● EXERCISE INPUT:
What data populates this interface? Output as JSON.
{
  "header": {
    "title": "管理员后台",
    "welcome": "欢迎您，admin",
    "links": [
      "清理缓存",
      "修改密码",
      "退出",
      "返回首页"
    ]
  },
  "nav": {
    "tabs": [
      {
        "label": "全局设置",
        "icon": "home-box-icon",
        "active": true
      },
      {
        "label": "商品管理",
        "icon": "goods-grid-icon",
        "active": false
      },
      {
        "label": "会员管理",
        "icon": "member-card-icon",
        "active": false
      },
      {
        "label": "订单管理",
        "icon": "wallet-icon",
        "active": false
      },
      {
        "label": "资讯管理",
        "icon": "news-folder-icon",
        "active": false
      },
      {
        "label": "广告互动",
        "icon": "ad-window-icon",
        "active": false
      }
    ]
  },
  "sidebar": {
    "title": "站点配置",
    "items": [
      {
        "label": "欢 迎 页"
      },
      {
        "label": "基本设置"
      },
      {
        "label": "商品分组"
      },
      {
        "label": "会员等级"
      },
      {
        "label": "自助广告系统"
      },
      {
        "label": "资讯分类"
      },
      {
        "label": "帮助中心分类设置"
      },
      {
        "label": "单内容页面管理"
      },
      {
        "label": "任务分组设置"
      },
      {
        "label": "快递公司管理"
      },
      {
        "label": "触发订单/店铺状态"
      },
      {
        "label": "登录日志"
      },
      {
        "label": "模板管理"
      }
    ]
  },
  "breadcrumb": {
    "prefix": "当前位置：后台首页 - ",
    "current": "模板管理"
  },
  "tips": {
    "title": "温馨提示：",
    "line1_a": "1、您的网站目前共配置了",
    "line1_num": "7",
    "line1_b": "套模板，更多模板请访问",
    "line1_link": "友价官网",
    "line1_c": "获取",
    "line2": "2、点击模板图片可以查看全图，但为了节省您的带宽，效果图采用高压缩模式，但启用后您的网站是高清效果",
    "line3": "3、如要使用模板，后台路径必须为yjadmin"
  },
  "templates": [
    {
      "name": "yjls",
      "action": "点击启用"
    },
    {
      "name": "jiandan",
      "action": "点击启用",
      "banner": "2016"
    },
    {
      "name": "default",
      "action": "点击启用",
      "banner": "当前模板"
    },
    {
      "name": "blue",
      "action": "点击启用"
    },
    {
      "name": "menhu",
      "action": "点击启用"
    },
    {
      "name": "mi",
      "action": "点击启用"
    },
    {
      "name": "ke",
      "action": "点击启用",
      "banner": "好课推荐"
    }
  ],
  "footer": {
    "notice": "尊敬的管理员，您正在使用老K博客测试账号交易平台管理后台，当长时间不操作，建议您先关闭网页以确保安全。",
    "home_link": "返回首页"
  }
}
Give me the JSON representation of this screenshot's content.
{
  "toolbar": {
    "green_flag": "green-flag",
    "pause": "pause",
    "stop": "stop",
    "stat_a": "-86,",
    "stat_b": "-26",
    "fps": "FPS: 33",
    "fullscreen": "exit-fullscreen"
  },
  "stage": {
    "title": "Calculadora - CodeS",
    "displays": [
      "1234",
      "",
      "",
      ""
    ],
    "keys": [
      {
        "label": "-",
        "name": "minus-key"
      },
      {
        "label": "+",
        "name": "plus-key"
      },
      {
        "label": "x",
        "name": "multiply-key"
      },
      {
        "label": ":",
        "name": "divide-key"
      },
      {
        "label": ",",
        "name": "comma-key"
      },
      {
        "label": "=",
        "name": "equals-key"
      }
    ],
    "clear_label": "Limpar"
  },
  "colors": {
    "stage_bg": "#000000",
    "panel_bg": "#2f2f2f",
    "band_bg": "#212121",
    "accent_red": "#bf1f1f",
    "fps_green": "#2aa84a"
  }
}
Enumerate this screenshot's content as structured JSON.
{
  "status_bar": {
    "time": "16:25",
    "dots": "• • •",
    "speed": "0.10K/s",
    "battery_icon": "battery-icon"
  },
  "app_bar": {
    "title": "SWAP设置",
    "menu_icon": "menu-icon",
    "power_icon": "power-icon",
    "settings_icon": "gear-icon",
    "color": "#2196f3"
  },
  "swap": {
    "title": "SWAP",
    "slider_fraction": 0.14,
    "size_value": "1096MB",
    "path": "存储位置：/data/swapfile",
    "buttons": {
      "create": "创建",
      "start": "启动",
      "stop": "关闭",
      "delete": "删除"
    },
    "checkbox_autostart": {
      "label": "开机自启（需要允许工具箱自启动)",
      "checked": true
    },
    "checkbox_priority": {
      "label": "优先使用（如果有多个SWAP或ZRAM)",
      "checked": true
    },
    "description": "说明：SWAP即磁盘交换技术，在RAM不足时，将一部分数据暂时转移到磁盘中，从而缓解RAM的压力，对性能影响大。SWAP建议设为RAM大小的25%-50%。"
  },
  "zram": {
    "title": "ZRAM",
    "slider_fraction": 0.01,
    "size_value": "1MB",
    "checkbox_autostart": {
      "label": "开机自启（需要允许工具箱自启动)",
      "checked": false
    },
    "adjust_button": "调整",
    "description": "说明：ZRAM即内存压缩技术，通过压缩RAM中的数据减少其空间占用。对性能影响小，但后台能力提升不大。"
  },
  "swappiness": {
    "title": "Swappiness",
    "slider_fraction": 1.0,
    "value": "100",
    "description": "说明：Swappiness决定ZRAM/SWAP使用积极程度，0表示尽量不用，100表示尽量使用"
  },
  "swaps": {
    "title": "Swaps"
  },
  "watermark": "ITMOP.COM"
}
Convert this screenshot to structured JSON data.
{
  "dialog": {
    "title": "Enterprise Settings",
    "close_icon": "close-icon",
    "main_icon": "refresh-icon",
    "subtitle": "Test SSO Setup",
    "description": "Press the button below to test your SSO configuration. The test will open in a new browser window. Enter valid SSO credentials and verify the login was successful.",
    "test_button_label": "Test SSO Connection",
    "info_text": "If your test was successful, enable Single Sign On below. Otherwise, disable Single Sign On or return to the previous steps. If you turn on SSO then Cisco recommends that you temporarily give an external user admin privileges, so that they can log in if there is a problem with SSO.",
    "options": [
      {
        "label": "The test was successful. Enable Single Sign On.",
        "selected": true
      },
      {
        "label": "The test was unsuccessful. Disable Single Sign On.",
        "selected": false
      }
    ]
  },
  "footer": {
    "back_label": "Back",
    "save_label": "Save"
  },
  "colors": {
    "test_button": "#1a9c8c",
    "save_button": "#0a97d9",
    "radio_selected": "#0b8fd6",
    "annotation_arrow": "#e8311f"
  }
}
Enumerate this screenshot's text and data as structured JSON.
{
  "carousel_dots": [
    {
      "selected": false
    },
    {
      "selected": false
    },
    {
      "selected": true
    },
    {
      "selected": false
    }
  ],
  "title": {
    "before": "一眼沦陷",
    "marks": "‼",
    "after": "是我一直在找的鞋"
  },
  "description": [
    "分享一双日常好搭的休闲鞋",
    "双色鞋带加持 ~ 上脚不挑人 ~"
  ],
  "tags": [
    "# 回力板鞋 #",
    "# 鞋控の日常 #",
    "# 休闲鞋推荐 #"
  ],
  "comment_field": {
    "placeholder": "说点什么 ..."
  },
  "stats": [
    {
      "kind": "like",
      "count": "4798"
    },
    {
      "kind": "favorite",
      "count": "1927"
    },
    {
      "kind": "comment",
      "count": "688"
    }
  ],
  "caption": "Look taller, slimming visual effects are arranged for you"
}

● THE EXERCISE:
Every record should be given again exactly.

● CORRECT RESPONSE:
What data populates this interface? Output as JSON.
{
  "header": {
    "title": "管理员后台",
    "welcome": "欢迎您，admin",
    "links": [
      "清理缓存",
      "修改密码",
      "退出",
      "返回首页"
    ]
  },
  "nav": {
    "tabs": [
      {
        "label": "全局设置",
        "icon": "home-box-icon",
        "active": true
      },
      {
        "label": "商品管理",
        "icon": "goods-grid-icon",
        "active": false
      },
      {
        "label": "会员管理",
        "icon": "member-card-icon",
        "active": false
      },
      {
        "label": "订单管理",
        "icon": "wallet-icon",
        "active": false
      },
      {
        "label": "资讯管理",
        "icon": "news-folder-icon",
        "active": false
      },
      {
        "label": "广告互动",
        "icon": "ad-window-icon",
        "active": false
      }
    ]
  },
  "sidebar": {
    "title": "站点配置",
    "items": [
      {
        "label": "欢 迎 页"
      },
      {
        "label": "基本设置"
      },
      {
        "label": "商品分组"
      },
      {
        "label": "会员等级"
      },
      {
        "label": "自助广告系统"
      },
      {
        "label": "资讯分类"
      },
      {
        "label": "帮助中心分类设置"
      },
      {
        "label": "单内容页面管理"
      },
      {
        "label": "任务分组设置"
      },
      {
        "label": "快递公司管理"
      },
      {
        "label": "触发订单/店铺状态"
      },
      {
        "label": "登录日志"
      },
      {
        "label": "模板管理"
      }
    ]
  },
  "breadcrumb": {
    "prefix": "当前位置：后台首页 - ",
    "current": "模板管理"
  },
  "tips": {
    "title": "温馨提示：",
    "line1_a": "1、您的网站目前共配置了",
    "line1_num": "7",
    "line1_b": "套模板，更多模板请访问",
    "line1_link": "友价官网",
    "line1_c": "获取",
    "line2": "2、点击模板图片可以查看全图，但为了节省您的带宽，效果图采用高压缩模式，但启用后您的网站是高清效果",
    "line3": "3、如要使用模板，后台路径必须为yjadmin"
  },
  "templates": [
    {
      "name": "yjls",
      "action": "点击启用"
    },
    {
      "name": "jiandan",
      "action": "点击启用",
      "banner": "2016"
    },
    {
      "name": "default",
      "action": "点击启用",
      "banner": "当前模板"
    },
    {
      "name": "blue",
      "action": "点击启用"
    },
    {
      "name": "menhu",
      "action": "点击启用"
    },
    {
      "name": "mi",
      "action": "点击启用"
    },
    {
      "name": "ke",
      "action": "点击启用",
      "banner": "好课推荐"
    }
  ],
  "footer": {
    "notice": "尊敬的管理员，您正在使用老K博客测试账号交易平台管理后台，当长时间不操作，建议您先关闭网页以确保安全。",
    "home_link": "返回首页"
  }
}
Give me the JSON representation of this screenshot's content.
{
  "toolbar": {
    "green_flag": "green-flag",
    "pause": "pause",
    "stop": "stop",
    "stat_a": "-86,",
    "stat_b": "-26",
    "fps": "FPS: 33",
    "fullscreen": "exit-fullscreen"
  },
  "stage": {
    "title": "Calculadora - CodeS",
    "displays": [
      "1234",
      "",
      "",
      ""
    ],
    "keys": [
      {
        "label": "-",
        "name": "minus-key"
      },
      {
        "label": "+",
        "name": "plus-key"
      },
      {
        "label": "x",
        "name": "multiply-key"
      },
      {
        "label": ":",
        "name": "divide-key"
      },
      {
        "label": ",",
        "name": "comma-key"
      },
      {
        "label": "=",
        "name": "equals-key"
      }
    ],
    "clear_label": "Limpar"
  },
  "colors": {
    "stage_bg": "#000000",
    "panel_bg": "#2f2f2f",
    "band_bg": "#212121",
    "accent_red": "#bf1f1f",
    "fps_green": "#2aa84a"
  }
}
Enumerate this screenshot's content as structured JSON.
{
  "status_bar": {
    "time": "16:25",
    "dots": "• • •",
    "speed": "0.10K/s",
    "battery_icon": "battery-icon"
  },
  "app_bar": {
    "title": "SWAP设置",
    "menu_icon": "menu-icon",
    "power_icon": "power-icon",
    "settings_icon": "gear-icon",
    "color": "#2196f3"
  },
  "swap": {
    "title": "SWAP",
    "slider_fraction": 0.14,
    "size_value": "1096MB",
    "path": "存储位置：/data/swapfile",
    "buttons": {
      "create": "创建",
      "start": "启动",
      "stop": "关闭",
      "delete": "删除"
    },
    "checkbox_autostart": {
      "label": "开机自启（需要允许工具箱自启动)",
      "checked": true
    },
    "checkbox_priority": {
      "label": "优先使用（如果有多个SWAP或ZRAM)",
      "checked": true
    },
    "description": "说明：SWAP即磁盘交换技术，在RAM不足时，将一部分数据暂时转移到磁盘中，从而缓解RAM的压力，对性能影响大。SWAP建议设为RAM大小的25%-50%。"
  },
  "zram": {
    "title": "ZRAM",
    "slider_fraction": 0.01,
    "size_value": "1MB",
    "checkbox_autostart": {
      "label": "开机自启（需要允许工具箱自启动)",
      "checked": false
    },
    "adjust_button": "调整",
    "description": "说明：ZRAM即内存压缩技术，通过压缩RAM中的数据减少其空间占用。对性能影响小，但后台能力提升不大。"
  },
  "swappiness": {
    "title": "Swappiness",
    "slider_fraction": 1.0,
    "value": "100",
    "description": "说明：Swappiness决定ZRAM/SWAP使用积极程度，0表示尽量不用，100表示尽量使用"
  },
  "swaps": {
    "title": "Swaps"
  },
  "watermark": "ITMOP.COM"
}
Convert this screenshot to structured JSON data.
{
  "dialog": {
    "title": "Enterprise Settings",
    "close_icon": "close-icon",
    "main_icon": "refresh-icon",
    "subtitle": "Test SSO Setup",
    "description": "Press the button below to test your SSO configuration. The test will open in a new browser window. Enter valid SSO credentials and verify the login was successful.",
    "test_button_label": "Test SSO Connection",
    "info_text": "If your test was successful, enable Single Sign On below. Otherwise, disable Single Sign On or return to the previous steps. If you turn on SSO then Cisco recommends that you temporarily give an external user admin privileges, so that they can log in if there is a problem with SSO.",
    "options": [
      {
        "label": "The test was successful. Enable Single Sign On.",
        "selected": true
      },
      {
        "label": "The test was unsuccessful. Disable Single Sign On.",
        "selected": false
      }
    ]
  },
  "footer": {
    "back_label": "Back",
    "save_label": "Save"
  },
  "colors": {
    "test_button": "#1a9c8c",
    "save_button": "#0a97d9",
    "radio_selected": "#0b8fd6",
    "annotation_arrow": "#e8311f"
  }
}
Enumerate this screenshot's text and data as structured JSON.
{
  "carousel_dots": [
    {
      "selected": false
    },
    {
      "selected": false
    },
    {
      "selected": true
    },
    {
      "selected": false
    }
  ],
  "title": {
    "before": "一眼沦陷",
    "marks": "‼",
    "after": "是我一直在找的鞋"
  },
  "description": [
    "分享一双日常好搭的休闲鞋",
    "双色鞋带加持 ~ 上脚不挑人 ~"
  ],
  "tags": [
    "# 回力板鞋 #",
    "# 鞋控の日常 #",
    "# 休闲鞋推荐 #"
  ],
  "comment_field": {
    "placeholder": "说点什么 ..."
  },
  "stats": [
    {
      "kind": "like",
      "count": "4798"
    },
    {
      "kind": "favorite",
      "count": "1927"
    },
    {
      "kind": "comment",
      "count": "688"
    }
  ],
  "caption": "Look taller, slimming visual effects are arranged for you"
}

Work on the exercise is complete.